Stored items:

------------------------------------------------

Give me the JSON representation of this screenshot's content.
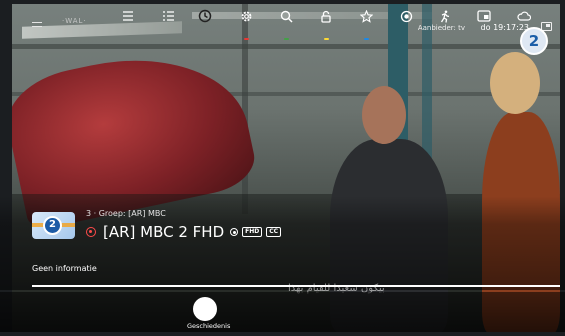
{
  "top_bar": {
    "provider_logo": "·WAL·",
    "provider_text": "Aanbieder: tv",
    "datetime": "do 19:17:23"
  },
  "corner_badge": "2",
  "channel": {
    "logo_text": "2",
    "group_line": "3 · Groep: [AR] MBC",
    "title": "[AR] MBC 2 FHD",
    "badges": [
      "FHD",
      "CC"
    ],
    "no_info": "Geen informatie",
    "progress": 1.0
  },
  "subtitle": "بيكون سعيدا للقيام بهذا",
  "toolbar": {
    "active_label": "Geschiedenis",
    "buttons": [
      {
        "icon": "list-icon"
      },
      {
        "icon": "list-detail-icon"
      },
      {
        "icon": "history-icon",
        "label": "Geschiedenis",
        "active": true
      },
      {
        "icon": "gear-icon",
        "indicator": "#e53935"
      },
      {
        "icon": "search-icon",
        "indicator": "#43a047"
      },
      {
        "icon": "lock-icon",
        "indicator": "#fdd835"
      },
      {
        "icon": "star-icon",
        "indicator": "#1e88e5"
      },
      {
        "icon": "record-icon"
      },
      {
        "icon": "run-icon"
      },
      {
        "icon": "pip-icon"
      },
      {
        "icon": "cloud-icon"
      }
    ]
  }
}
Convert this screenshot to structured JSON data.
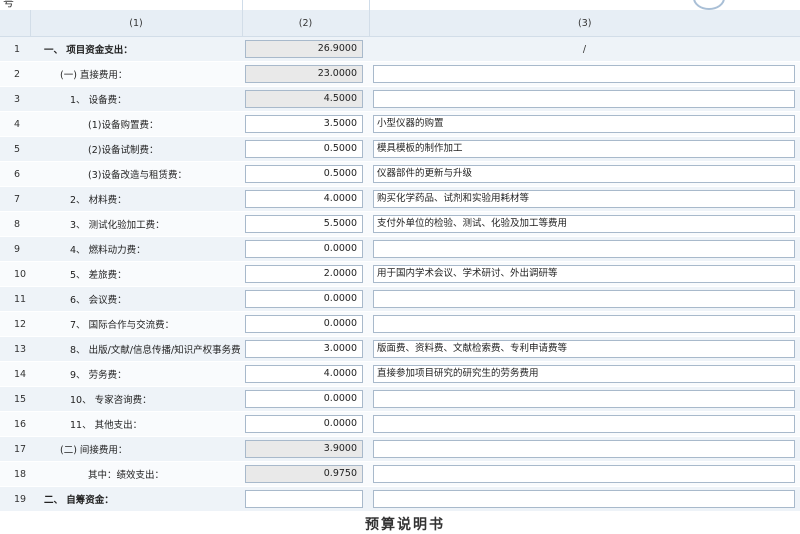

------------------------------------------------

-- Requirement --
All records must be output exactly as they are, except for the pictures, which are left out.

-- The answer --
Give me the JSON representation of this screenshot's content.
{
  "top_bar": {
    "provider_logo": "·WAL·",
    "provider_text": "Aanbieder: tv",
    "datetime": "do 19:17:23"
  },
  "corner_badge": "2",
  "channel": {
    "logo_text": "2",
    "group_line": "3 · Groep: [AR] MBC",
    "title": "[AR] MBC 2 FHD",
    "badges": [
      "FHD",
      "CC"
    ],
    "no_info": "Geen informatie",
    "progress": 1.0
  },
  "subtitle": "بيكون سعيدا للقيام بهذا",
  "toolbar": {
    "active_label": "Geschiedenis",
    "buttons": [
      {
        "icon": "list-icon"
      },
      {
        "icon": "list-detail-icon"
      },
      {
        "icon": "history-icon",
        "label": "Geschiedenis",
        "active": true
      },
      {
        "icon": "gear-icon",
        "indicator": "#e53935"
      },
      {
        "icon": "search-icon",
        "indicator": "#43a047"
      },
      {
        "icon": "lock-icon",
        "indicator": "#fdd835"
      },
      {
        "icon": "star-icon",
        "indicator": "#1e88e5"
      },
      {
        "icon": "record-icon"
      },
      {
        "icon": "run-icon"
      },
      {
        "icon": "pip-icon"
      },
      {
        "icon": "cloud-icon"
      }
    ]
  }
}
Convert this screenshot to structured JSON data.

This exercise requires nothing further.